SUPPLIED DATA =>
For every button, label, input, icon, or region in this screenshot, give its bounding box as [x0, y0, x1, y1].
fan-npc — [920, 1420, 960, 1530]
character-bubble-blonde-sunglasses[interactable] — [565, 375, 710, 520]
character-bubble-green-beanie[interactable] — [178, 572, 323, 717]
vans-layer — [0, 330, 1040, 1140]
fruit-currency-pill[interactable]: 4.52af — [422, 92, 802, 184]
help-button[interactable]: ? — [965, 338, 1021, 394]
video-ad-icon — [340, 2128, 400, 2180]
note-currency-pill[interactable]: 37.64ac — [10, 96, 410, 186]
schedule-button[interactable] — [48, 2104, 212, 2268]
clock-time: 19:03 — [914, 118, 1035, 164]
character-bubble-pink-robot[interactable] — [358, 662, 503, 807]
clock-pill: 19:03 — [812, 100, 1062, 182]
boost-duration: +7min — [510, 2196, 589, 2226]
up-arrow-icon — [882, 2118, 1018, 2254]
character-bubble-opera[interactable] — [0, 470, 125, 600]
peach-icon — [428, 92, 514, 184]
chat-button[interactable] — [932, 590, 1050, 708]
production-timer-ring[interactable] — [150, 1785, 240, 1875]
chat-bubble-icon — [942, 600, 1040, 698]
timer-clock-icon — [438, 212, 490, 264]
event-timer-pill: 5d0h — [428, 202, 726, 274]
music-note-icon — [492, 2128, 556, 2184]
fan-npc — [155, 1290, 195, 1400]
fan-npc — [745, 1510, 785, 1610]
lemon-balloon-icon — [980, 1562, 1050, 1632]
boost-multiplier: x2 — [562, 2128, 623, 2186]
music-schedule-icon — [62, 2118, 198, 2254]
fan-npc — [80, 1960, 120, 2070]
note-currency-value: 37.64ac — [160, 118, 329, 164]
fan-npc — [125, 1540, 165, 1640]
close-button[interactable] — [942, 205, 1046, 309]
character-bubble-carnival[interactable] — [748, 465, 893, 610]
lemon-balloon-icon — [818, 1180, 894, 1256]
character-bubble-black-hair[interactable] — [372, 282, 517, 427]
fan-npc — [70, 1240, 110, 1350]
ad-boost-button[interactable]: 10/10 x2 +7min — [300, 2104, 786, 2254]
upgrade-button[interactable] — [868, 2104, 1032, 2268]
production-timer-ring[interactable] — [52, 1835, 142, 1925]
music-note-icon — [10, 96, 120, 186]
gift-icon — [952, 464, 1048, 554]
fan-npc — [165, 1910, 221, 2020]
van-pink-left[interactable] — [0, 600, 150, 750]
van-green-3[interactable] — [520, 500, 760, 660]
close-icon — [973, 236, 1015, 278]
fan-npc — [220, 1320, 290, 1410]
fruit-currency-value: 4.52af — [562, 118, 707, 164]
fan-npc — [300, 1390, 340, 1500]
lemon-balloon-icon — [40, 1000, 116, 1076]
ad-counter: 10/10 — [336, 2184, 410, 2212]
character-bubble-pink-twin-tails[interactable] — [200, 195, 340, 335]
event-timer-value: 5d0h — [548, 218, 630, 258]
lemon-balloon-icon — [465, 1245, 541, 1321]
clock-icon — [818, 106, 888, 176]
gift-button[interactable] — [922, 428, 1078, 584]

OBJECTIVE => List every line in the rows above that contains the string "event".

EXERCISE ANSWER =>
event-timer-pill: 5d0h — [428, 202, 726, 274]
event-timer-value: 5d0h — [548, 218, 630, 258]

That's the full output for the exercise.